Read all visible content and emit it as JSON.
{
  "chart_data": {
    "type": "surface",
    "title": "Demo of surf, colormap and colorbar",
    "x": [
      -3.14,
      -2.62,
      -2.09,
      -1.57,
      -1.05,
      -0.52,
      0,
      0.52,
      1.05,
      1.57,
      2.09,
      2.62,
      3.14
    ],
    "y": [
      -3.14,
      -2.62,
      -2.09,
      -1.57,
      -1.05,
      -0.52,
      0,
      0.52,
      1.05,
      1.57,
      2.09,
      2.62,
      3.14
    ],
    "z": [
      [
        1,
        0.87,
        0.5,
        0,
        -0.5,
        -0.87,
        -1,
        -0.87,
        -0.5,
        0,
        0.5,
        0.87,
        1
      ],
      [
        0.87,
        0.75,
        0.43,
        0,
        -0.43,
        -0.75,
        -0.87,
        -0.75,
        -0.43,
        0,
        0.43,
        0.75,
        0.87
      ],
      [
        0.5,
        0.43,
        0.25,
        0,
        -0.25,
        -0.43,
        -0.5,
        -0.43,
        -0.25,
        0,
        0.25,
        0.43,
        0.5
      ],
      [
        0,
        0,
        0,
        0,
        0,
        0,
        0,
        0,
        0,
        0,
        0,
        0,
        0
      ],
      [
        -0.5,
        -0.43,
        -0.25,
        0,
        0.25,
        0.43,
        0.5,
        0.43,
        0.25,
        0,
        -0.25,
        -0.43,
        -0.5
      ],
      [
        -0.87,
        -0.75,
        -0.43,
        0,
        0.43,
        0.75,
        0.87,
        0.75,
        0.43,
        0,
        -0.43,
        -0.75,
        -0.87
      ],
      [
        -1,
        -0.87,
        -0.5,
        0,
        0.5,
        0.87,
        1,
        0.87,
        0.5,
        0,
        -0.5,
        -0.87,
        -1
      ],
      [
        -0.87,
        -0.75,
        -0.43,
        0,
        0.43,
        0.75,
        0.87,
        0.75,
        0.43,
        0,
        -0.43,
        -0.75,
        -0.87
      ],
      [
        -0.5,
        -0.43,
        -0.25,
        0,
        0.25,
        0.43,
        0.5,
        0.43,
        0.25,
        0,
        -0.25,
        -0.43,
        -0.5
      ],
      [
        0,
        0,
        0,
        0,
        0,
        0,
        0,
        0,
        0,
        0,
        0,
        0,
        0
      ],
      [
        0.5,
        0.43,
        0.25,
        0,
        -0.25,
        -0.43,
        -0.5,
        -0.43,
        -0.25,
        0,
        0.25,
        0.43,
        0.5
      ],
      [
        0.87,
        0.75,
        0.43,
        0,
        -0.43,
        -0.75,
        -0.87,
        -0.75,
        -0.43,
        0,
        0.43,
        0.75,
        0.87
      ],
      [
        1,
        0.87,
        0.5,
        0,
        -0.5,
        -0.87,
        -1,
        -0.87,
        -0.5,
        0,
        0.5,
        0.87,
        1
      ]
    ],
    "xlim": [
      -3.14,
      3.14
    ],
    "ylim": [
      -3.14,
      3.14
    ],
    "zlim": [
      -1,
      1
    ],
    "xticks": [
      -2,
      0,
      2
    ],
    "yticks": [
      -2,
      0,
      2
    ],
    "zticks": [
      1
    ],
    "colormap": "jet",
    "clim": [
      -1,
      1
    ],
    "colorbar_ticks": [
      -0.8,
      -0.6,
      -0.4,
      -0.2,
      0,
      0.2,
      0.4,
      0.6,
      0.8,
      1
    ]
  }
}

________

> _Objective_:
Output all of the data above without any alteration.

> _Output below_:
Read all visible content and emit it as JSON.
{
  "chart_data": {
    "type": "surface",
    "title": "Demo of surf, colormap and colorbar",
    "x": [
      -3.14,
      -2.62,
      -2.09,
      -1.57,
      -1.05,
      -0.52,
      0,
      0.52,
      1.05,
      1.57,
      2.09,
      2.62,
      3.14
    ],
    "y": [
      -3.14,
      -2.62,
      -2.09,
      -1.57,
      -1.05,
      -0.52,
      0,
      0.52,
      1.05,
      1.57,
      2.09,
      2.62,
      3.14
    ],
    "z": [
      [
        1,
        0.87,
        0.5,
        0,
        -0.5,
        -0.87,
        -1,
        -0.87,
        -0.5,
        0,
        0.5,
        0.87,
        1
      ],
      [
        0.87,
        0.75,
        0.43,
        0,
        -0.43,
        -0.75,
        -0.87,
        -0.75,
        -0.43,
        0,
        0.43,
        0.75,
        0.87
      ],
      [
        0.5,
        0.43,
        0.25,
        0,
        -0.25,
        -0.43,
        -0.5,
        -0.43,
        -0.25,
        0,
        0.25,
        0.43,
        0.5
      ],
      [
        0,
        0,
        0,
        0,
        0,
        0,
        0,
        0,
        0,
        0,
        0,
        0,
        0
      ],
      [
        -0.5,
        -0.43,
        -0.25,
        0,
        0.25,
        0.43,
        0.5,
        0.43,
        0.25,
        0,
        -0.25,
        -0.43,
        -0.5
      ],
      [
        -0.87,
        -0.75,
        -0.43,
        0,
        0.43,
        0.75,
        0.87,
        0.75,
        0.43,
        0,
        -0.43,
        -0.75,
        -0.87
      ],
      [
        -1,
        -0.87,
        -0.5,
        0,
        0.5,
        0.87,
        1,
        0.87,
        0.5,
        0,
        -0.5,
        -0.87,
        -1
      ],
      [
        -0.87,
        -0.75,
        -0.43,
        0,
        0.43,
        0.75,
        0.87,
        0.75,
        0.43,
        0,
        -0.43,
        -0.75,
        -0.87
      ],
      [
        -0.5,
        -0.43,
        -0.25,
        0,
        0.25,
        0.43,
        0.5,
        0.43,
        0.25,
        0,
        -0.25,
        -0.43,
        -0.5
      ],
      [
        0,
        0,
        0,
        0,
        0,
        0,
        0,
        0,
        0,
        0,
        0,
        0,
        0
      ],
      [
        0.5,
        0.43,
        0.25,
        0,
        -0.25,
        -0.43,
        -0.5,
        -0.43,
        -0.25,
        0,
        0.25,
        0.43,
        0.5
      ],
      [
        0.87,
        0.75,
        0.43,
        0,
        -0.43,
        -0.75,
        -0.87,
        -0.75,
        -0.43,
        0,
        0.43,
        0.75,
        0.87
      ],
      [
        1,
        0.87,
        0.5,
        0,
        -0.5,
        -0.87,
        -1,
        -0.87,
        -0.5,
        0,
        0.5,
        0.87,
        1
      ]
    ],
    "xlim": [
      -3.14,
      3.14
    ],
    "ylim": [
      -3.14,
      3.14
    ],
    "zlim": [
      -1,
      1
    ],
    "xticks": [
      -2,
      0,
      2
    ],
    "yticks": [
      -2,
      0,
      2
    ],
    "zticks": [
      1
    ],
    "colormap": "jet",
    "clim": [
      -1,
      1
    ],
    "colorbar_ticks": [
      -0.8,
      -0.6,
      -0.4,
      -0.2,
      0,
      0.2,
      0.4,
      0.6,
      0.8,
      1
    ]
  }
}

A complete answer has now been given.